Read the lines below, and copy any that contain the string "using".

======== MATERIAL PROVIDED ========

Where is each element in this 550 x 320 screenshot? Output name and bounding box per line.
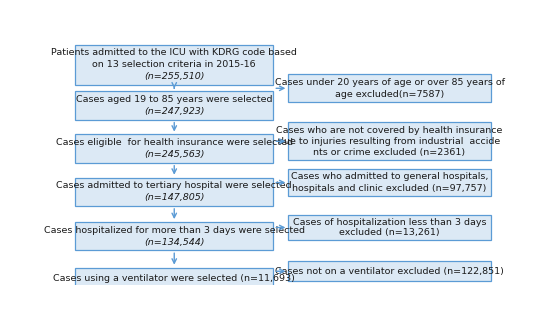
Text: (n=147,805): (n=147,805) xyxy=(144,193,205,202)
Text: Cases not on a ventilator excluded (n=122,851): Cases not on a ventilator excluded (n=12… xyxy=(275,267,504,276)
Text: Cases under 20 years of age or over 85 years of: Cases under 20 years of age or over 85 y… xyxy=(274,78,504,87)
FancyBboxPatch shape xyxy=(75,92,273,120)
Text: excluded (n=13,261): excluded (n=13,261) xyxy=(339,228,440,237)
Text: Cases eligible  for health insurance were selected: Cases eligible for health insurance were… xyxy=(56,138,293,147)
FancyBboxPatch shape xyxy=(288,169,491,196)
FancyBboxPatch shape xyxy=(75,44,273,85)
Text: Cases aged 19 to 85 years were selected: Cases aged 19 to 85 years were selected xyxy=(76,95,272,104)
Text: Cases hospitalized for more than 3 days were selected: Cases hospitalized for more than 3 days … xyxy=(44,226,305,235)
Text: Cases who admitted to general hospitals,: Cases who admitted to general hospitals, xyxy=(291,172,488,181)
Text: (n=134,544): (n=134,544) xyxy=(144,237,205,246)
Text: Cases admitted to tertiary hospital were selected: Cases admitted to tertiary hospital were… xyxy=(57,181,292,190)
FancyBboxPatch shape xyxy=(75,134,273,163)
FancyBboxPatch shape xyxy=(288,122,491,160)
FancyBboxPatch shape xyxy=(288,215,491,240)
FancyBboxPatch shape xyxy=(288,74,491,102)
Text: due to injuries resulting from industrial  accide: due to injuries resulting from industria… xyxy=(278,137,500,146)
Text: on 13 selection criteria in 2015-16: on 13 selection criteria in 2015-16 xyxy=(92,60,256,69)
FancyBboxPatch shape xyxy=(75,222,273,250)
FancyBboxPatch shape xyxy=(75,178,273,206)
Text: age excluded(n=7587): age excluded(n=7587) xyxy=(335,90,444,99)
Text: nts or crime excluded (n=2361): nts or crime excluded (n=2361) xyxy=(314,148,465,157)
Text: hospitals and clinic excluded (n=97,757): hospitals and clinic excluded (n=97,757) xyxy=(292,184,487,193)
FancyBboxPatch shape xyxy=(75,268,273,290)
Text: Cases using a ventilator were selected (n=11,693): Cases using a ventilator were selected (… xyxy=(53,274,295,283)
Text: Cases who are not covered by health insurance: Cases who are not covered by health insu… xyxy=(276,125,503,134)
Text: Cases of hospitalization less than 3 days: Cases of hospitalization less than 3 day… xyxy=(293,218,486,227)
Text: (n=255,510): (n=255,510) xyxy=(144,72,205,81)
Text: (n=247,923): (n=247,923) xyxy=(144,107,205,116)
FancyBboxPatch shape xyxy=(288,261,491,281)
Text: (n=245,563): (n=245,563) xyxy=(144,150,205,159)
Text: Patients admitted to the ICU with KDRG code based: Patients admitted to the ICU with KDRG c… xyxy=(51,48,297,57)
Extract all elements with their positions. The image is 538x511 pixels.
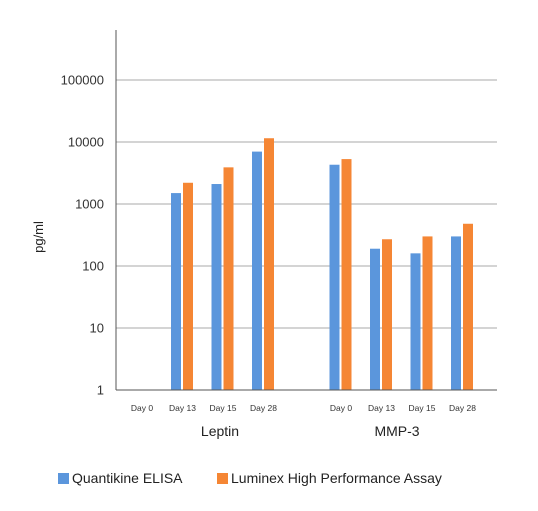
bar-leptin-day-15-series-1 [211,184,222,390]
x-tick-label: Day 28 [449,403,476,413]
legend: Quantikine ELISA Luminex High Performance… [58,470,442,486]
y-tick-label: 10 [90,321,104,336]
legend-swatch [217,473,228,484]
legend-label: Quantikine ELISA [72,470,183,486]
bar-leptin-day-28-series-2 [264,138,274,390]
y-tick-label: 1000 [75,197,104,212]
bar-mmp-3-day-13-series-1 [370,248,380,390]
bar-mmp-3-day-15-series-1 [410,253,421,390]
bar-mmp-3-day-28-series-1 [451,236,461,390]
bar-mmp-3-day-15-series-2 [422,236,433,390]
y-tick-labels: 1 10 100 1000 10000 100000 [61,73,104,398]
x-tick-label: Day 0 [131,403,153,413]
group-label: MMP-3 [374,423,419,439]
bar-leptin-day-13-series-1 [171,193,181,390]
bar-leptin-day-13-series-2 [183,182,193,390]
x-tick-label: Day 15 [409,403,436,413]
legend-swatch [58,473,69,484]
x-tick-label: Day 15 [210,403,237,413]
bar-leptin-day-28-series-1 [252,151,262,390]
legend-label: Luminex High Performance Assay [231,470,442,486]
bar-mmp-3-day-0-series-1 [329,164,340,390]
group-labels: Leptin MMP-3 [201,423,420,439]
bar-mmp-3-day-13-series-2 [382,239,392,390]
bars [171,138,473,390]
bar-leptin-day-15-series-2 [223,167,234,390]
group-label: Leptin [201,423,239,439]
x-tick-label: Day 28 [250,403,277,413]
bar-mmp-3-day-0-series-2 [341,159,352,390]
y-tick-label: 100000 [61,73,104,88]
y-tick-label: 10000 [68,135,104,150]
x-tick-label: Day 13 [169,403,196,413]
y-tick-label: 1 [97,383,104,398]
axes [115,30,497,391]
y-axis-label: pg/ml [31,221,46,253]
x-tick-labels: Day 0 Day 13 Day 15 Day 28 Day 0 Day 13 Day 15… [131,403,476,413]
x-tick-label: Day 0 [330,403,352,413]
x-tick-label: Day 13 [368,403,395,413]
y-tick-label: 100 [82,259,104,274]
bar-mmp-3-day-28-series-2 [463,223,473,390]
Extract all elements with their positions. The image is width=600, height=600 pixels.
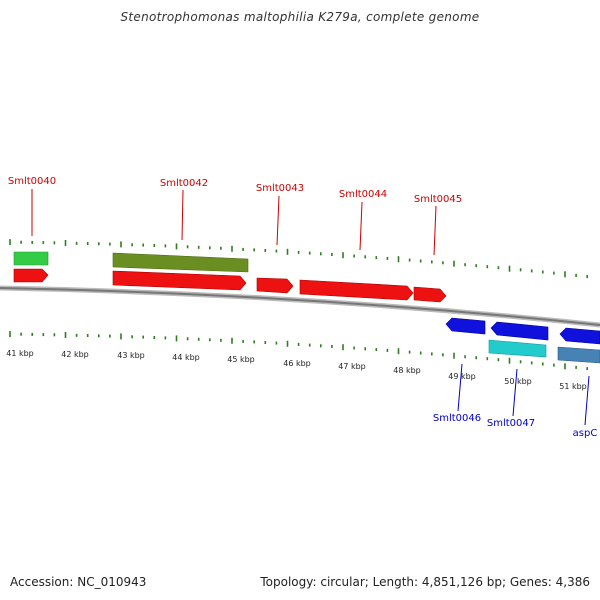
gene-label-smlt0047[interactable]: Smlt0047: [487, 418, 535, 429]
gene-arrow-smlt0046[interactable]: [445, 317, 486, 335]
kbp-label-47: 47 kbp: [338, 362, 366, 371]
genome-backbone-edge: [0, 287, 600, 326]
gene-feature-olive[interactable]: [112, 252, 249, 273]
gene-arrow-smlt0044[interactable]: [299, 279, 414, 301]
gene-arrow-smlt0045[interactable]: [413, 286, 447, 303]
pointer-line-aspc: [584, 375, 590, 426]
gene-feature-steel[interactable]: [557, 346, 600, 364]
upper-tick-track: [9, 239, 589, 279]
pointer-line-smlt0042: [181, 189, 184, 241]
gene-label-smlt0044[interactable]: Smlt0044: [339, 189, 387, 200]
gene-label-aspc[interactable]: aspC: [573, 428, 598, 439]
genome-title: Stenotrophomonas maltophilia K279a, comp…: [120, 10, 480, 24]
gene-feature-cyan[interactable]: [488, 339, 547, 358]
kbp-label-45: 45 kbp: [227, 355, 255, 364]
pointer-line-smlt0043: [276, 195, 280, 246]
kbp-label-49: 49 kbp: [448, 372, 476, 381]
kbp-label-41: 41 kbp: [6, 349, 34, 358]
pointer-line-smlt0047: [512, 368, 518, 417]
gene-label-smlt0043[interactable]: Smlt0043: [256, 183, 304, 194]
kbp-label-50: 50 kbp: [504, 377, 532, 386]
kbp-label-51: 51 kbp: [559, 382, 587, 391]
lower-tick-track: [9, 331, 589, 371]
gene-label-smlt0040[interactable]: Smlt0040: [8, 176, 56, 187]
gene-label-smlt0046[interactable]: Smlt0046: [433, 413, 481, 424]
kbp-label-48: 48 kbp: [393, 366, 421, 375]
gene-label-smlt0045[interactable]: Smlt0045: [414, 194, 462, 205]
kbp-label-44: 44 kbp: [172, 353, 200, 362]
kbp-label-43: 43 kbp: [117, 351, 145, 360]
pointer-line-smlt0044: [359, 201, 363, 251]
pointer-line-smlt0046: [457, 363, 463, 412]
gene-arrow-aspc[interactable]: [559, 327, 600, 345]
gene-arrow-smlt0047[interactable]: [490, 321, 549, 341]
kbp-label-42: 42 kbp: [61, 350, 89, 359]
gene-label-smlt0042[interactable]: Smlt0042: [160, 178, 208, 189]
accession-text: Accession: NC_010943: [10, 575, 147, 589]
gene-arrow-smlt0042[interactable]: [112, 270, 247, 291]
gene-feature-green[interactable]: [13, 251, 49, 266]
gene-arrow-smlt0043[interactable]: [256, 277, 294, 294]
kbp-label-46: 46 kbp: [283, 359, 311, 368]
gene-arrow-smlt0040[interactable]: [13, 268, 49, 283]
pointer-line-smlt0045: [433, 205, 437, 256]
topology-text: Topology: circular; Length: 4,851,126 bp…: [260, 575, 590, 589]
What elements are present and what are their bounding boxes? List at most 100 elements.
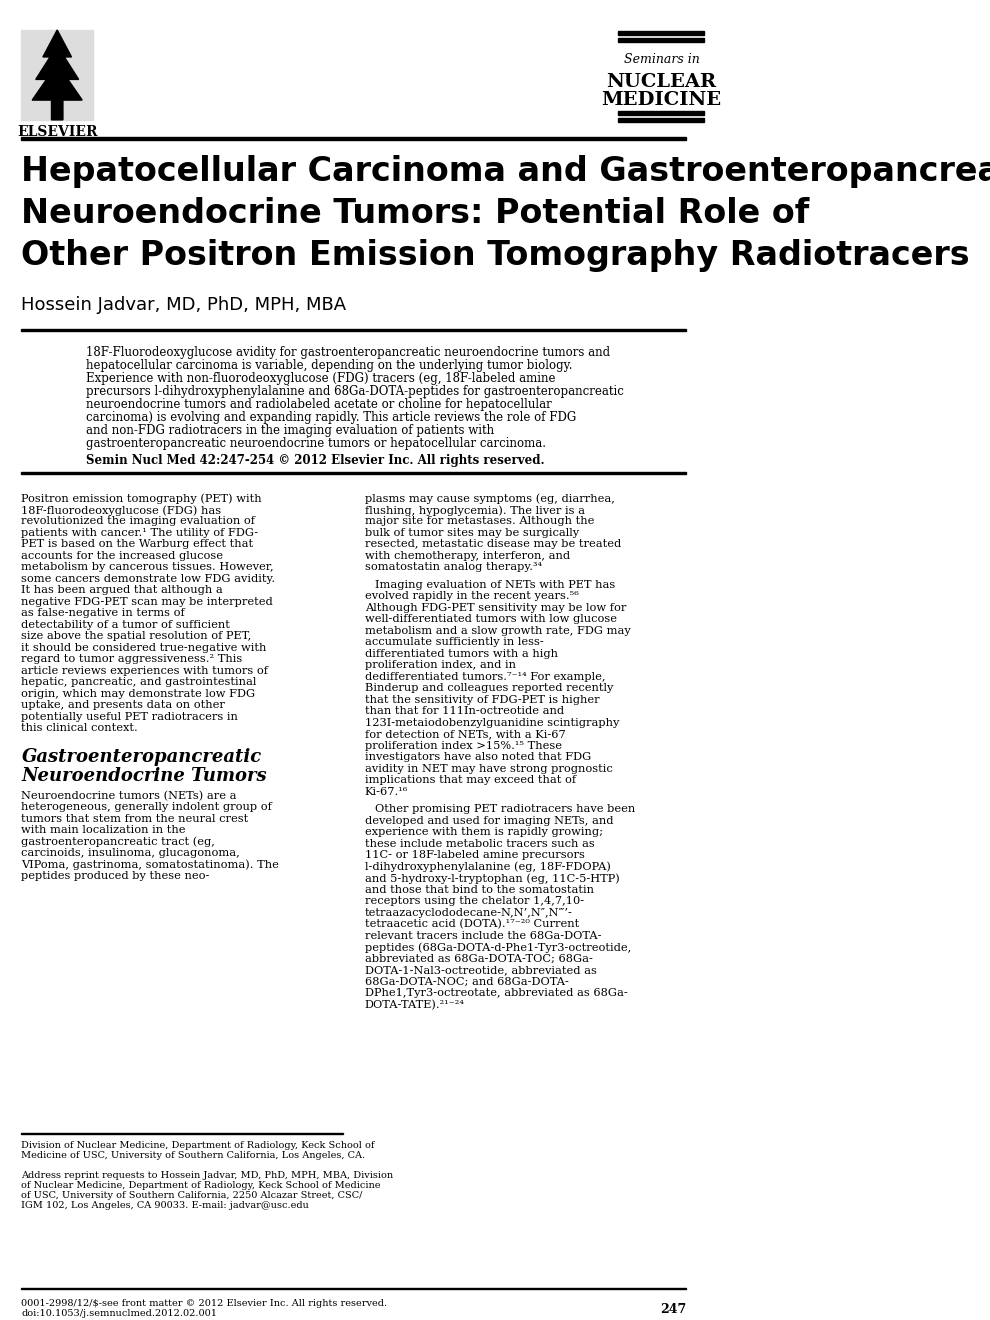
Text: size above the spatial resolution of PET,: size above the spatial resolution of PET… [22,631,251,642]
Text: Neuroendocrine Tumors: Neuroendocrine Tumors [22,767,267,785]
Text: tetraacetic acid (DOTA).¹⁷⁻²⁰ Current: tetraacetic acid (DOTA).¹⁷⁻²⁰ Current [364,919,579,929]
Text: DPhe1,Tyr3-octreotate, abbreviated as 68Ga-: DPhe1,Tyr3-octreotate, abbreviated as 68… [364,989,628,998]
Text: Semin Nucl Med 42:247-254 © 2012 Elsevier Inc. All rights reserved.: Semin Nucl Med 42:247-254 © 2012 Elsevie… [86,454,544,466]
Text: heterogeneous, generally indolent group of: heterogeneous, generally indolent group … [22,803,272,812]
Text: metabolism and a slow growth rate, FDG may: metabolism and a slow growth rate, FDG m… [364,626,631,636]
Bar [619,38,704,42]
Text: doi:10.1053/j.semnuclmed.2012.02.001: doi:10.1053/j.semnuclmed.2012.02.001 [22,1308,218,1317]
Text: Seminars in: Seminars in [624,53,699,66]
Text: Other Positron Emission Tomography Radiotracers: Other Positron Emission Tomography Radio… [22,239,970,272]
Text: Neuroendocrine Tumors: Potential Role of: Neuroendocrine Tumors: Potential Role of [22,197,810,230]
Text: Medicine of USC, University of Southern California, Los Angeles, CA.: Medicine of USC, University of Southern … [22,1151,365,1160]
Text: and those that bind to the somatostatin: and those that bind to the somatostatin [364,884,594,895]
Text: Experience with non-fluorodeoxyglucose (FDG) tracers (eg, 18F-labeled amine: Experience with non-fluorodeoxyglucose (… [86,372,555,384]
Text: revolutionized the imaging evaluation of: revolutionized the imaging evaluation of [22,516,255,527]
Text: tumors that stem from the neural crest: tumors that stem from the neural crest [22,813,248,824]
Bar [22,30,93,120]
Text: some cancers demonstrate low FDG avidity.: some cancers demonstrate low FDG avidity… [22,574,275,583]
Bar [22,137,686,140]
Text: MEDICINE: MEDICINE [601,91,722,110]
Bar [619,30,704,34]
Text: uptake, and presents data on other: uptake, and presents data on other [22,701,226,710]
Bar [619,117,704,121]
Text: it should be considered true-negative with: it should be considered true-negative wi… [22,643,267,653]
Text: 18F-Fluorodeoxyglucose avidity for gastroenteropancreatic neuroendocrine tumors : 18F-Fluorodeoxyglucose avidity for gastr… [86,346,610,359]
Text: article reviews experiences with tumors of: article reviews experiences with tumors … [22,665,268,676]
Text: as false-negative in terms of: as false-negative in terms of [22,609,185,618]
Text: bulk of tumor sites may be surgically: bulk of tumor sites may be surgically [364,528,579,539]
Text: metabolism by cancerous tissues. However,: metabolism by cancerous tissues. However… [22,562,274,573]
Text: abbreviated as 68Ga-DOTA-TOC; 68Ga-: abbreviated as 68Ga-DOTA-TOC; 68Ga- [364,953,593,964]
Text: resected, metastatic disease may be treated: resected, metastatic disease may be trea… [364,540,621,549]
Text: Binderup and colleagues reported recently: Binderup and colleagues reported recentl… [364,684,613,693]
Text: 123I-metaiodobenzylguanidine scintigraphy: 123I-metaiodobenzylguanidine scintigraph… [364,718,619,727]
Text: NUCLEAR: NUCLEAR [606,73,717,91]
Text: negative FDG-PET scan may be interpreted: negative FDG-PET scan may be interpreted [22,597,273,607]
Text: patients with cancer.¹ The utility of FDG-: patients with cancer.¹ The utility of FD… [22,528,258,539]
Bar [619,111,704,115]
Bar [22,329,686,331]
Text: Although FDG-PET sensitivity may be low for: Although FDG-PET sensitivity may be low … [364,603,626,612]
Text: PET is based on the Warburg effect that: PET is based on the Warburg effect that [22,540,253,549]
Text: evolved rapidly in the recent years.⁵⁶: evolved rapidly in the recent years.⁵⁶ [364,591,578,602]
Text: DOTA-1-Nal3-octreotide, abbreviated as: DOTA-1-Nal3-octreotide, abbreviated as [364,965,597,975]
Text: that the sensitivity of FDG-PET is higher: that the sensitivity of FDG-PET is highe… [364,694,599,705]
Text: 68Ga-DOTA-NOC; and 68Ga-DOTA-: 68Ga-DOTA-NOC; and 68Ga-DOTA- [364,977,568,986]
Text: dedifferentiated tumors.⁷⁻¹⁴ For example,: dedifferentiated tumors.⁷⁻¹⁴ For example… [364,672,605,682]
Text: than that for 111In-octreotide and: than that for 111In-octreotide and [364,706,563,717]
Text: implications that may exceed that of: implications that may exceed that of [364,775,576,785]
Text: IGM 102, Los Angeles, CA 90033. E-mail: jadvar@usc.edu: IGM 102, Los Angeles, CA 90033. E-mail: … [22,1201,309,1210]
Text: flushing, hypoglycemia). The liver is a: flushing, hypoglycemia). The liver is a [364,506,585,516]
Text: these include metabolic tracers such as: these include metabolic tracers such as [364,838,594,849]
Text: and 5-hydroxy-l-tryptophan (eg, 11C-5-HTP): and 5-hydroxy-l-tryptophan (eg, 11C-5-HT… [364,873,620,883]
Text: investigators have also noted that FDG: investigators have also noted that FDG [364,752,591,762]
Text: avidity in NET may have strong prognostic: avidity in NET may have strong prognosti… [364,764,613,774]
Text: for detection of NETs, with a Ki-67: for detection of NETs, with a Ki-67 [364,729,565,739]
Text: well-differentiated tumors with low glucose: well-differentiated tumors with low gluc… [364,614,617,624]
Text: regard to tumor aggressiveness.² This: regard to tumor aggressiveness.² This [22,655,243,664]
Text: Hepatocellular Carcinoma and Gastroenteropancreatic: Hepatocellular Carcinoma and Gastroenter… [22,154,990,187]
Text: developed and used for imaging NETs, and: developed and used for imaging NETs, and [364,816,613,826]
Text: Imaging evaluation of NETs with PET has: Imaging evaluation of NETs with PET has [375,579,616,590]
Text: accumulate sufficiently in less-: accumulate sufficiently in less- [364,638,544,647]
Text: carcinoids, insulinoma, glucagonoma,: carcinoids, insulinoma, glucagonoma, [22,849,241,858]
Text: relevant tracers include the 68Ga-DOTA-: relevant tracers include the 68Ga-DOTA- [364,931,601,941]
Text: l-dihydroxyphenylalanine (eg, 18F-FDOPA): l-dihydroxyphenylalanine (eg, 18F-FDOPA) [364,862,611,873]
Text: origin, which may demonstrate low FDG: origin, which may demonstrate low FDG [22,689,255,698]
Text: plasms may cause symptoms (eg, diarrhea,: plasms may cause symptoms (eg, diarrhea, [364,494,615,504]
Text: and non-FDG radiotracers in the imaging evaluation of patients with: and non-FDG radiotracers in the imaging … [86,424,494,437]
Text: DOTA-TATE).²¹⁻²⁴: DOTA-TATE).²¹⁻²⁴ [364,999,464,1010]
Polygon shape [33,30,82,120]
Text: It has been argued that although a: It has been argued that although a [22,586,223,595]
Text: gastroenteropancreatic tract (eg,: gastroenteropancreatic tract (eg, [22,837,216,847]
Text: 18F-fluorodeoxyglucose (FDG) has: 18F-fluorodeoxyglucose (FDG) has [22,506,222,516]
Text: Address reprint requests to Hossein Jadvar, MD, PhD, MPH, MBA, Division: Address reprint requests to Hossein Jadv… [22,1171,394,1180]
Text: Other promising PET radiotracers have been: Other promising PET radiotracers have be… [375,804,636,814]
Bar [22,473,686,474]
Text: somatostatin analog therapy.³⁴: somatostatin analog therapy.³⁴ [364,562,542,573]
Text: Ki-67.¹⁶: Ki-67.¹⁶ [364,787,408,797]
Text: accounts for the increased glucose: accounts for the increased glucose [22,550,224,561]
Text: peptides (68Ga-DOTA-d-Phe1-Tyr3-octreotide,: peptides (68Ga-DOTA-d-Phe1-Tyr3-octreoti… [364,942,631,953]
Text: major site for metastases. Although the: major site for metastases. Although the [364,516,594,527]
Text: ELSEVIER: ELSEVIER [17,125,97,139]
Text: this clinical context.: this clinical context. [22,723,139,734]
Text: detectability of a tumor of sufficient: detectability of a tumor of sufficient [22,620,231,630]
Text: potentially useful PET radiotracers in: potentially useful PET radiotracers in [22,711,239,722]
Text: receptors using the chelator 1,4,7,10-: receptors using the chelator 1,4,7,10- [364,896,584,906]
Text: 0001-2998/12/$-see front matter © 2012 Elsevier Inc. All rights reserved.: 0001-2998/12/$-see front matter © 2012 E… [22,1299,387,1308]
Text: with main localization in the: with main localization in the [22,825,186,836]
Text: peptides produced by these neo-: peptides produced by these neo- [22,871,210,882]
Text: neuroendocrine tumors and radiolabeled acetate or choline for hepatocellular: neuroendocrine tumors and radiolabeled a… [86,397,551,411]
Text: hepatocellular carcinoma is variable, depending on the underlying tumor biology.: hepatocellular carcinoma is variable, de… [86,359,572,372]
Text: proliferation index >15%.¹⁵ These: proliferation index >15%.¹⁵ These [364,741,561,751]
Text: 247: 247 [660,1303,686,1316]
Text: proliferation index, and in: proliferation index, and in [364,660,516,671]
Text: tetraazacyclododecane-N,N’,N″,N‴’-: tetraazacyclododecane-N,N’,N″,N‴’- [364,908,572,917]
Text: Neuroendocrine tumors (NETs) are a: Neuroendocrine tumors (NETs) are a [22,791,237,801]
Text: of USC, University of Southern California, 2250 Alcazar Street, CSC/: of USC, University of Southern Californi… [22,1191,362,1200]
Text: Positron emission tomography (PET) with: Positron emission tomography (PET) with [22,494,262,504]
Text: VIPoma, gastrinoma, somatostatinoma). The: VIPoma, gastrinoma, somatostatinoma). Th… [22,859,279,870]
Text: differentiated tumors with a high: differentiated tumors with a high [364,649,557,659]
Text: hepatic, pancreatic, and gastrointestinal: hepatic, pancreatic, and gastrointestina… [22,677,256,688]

========

TASK RESPONSE
Text: Cases using a ventilator were selected (n=11,693): Cases using a ventilator were selected (… xyxy=(53,274,295,283)
Text: receptors using the chelator 1,4,7,10-: receptors using the chelator 1,4,7,10- [364,896,584,906]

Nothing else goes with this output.